■ Task to carry out
Wherever "piNTCF" appears in a line, copy that line.

■ Entries provided
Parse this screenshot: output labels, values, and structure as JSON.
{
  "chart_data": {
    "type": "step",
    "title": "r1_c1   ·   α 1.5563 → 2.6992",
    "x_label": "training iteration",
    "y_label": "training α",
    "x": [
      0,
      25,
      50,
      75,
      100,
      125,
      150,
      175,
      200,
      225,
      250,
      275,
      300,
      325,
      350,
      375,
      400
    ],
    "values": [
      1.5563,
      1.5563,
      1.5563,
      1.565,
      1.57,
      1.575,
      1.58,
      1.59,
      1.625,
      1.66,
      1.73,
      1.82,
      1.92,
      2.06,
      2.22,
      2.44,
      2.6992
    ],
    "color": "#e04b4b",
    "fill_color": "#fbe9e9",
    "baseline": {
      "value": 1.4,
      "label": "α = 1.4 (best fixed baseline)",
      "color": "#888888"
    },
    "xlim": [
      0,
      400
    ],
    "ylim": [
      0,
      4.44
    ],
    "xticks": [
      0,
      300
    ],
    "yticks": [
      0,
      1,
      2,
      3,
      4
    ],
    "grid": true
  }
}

==

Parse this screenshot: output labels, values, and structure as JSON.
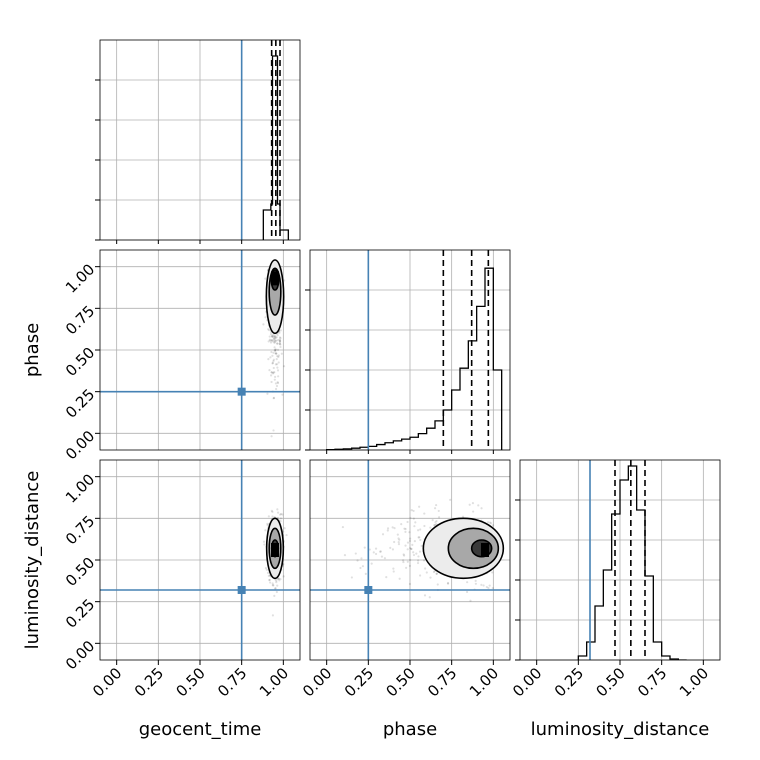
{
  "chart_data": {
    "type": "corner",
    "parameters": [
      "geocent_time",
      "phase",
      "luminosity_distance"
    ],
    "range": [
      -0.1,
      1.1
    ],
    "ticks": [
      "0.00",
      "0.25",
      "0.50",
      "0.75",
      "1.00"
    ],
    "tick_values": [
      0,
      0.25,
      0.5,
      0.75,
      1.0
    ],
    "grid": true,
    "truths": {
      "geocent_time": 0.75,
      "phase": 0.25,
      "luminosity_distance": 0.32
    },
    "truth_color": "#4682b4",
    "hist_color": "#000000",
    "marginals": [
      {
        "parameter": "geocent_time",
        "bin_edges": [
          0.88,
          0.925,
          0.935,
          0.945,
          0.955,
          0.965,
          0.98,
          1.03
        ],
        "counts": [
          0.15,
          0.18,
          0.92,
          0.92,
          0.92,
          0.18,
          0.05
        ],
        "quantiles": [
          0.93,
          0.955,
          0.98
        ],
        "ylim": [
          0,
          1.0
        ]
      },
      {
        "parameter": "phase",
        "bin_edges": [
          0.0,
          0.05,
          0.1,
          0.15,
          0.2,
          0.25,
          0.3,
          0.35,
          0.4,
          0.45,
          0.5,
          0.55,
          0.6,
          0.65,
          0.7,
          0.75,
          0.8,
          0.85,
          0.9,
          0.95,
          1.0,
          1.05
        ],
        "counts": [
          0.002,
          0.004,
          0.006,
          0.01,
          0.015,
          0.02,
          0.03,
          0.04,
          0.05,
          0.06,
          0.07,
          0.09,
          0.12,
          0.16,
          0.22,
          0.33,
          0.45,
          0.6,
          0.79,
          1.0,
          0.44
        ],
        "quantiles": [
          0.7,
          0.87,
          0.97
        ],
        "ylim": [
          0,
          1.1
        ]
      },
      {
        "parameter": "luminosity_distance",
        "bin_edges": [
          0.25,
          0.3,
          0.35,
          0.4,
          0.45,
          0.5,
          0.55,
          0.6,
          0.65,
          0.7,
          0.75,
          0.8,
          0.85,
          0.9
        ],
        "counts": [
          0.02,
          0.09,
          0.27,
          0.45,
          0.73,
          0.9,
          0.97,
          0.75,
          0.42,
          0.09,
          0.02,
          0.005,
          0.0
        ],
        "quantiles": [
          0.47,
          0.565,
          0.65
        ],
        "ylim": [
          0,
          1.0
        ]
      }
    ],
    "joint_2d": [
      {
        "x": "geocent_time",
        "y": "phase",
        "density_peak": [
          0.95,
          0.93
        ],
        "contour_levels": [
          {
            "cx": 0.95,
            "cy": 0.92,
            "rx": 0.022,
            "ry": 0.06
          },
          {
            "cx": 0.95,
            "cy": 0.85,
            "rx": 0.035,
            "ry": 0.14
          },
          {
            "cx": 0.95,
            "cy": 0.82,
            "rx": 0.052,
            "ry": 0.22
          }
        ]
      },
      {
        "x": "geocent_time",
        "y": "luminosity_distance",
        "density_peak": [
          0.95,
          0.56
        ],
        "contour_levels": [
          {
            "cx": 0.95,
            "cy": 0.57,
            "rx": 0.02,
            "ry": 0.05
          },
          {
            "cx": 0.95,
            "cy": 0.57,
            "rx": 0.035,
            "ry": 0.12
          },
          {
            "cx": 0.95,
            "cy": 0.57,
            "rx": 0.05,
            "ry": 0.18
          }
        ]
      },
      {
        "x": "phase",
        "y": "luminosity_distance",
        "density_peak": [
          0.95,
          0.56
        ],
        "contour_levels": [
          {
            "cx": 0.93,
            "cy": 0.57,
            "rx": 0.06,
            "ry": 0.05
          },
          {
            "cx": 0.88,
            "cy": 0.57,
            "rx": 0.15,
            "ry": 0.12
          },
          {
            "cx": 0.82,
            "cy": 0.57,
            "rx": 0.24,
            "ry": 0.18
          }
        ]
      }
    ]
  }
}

--

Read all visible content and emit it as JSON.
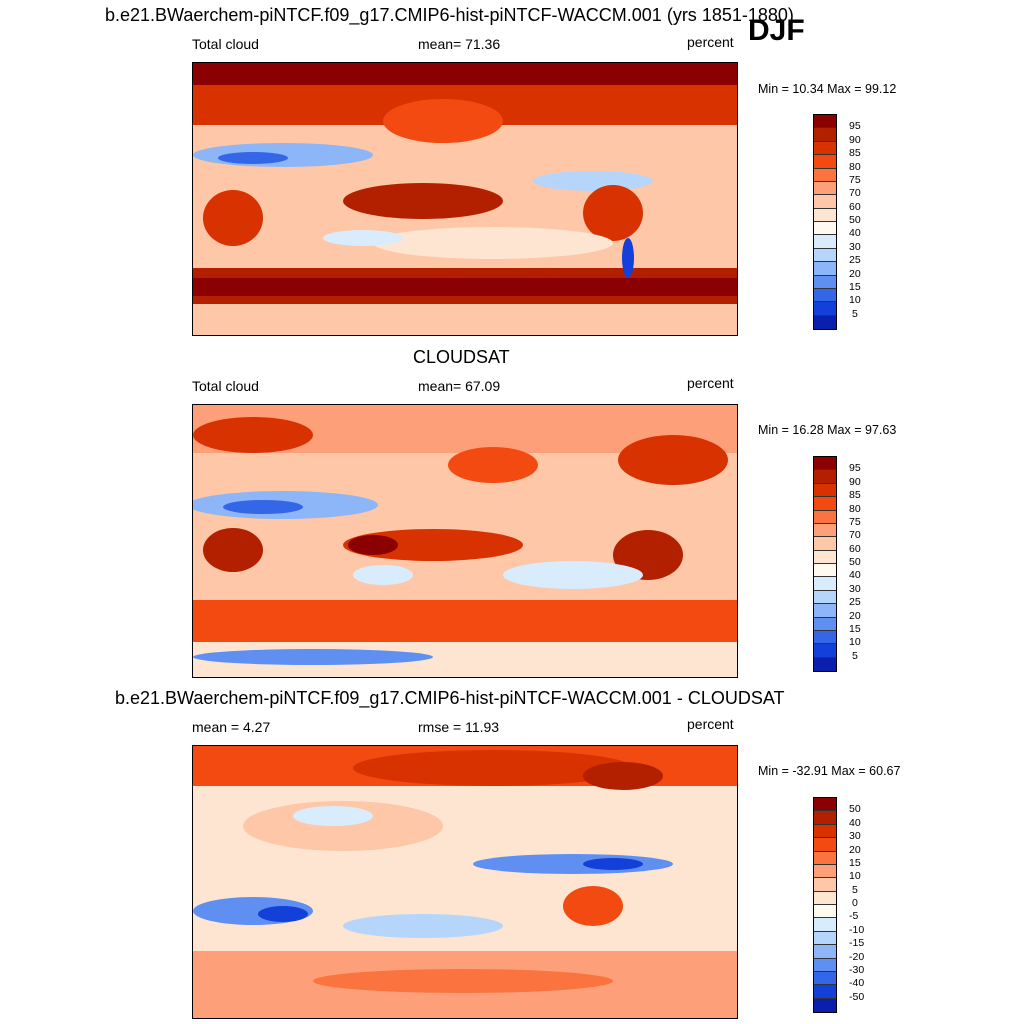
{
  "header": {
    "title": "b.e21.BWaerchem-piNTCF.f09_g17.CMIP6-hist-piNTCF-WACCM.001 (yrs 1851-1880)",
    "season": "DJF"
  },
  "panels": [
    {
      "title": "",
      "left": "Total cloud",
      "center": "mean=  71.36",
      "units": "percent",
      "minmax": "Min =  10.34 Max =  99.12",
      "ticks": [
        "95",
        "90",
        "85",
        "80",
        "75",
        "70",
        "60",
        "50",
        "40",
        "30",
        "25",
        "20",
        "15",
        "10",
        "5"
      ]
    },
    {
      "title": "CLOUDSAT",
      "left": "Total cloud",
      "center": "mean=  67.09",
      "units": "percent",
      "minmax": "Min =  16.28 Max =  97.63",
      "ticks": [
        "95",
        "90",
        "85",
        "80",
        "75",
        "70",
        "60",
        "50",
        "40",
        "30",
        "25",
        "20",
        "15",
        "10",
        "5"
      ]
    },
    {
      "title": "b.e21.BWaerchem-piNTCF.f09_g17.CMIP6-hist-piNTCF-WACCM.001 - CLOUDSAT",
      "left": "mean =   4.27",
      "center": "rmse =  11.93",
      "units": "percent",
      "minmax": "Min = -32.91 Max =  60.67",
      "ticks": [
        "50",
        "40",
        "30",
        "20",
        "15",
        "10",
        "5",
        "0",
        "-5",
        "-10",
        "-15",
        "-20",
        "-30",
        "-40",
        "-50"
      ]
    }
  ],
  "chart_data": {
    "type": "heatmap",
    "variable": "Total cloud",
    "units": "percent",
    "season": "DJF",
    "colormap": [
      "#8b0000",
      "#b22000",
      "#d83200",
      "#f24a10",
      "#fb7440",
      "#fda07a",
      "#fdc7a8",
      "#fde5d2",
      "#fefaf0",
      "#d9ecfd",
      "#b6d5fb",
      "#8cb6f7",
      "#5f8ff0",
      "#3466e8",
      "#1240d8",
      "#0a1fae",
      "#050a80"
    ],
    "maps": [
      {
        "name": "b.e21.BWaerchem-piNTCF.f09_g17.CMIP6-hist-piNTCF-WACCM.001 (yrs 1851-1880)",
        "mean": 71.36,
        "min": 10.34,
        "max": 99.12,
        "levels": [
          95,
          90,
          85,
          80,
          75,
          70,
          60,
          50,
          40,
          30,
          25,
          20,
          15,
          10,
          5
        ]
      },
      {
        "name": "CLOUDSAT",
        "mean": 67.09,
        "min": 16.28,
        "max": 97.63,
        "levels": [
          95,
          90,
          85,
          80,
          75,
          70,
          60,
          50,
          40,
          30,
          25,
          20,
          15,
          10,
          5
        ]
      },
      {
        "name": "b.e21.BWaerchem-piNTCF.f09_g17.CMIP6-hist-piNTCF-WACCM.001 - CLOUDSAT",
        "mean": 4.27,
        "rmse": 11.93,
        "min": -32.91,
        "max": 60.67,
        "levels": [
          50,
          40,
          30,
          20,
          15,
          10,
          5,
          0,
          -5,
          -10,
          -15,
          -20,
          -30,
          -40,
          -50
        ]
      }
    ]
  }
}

■ Solved exercise
    "title": "b.e21.BWaerchem-piNTCF.f09_g17.CMIP6-hist-piNTCF-WACCM.001 (yrs 1851-1880)",
      "title": "b.e21.BWaerchem-piNTCF.f09_g17.CMIP6-hist-piNTCF-WACCM.001 - CLOUDSAT",
        "name": "b.e21.BWaerchem-piNTCF.f09_g17.CMIP6-hist-piNTCF-WACCM.001 (yrs 1851-1880)",
        "name": "b.e21.BWaerchem-piNTCF.f09_g17.CMIP6-hist-piNTCF-WACCM.001 - CLOUDSAT",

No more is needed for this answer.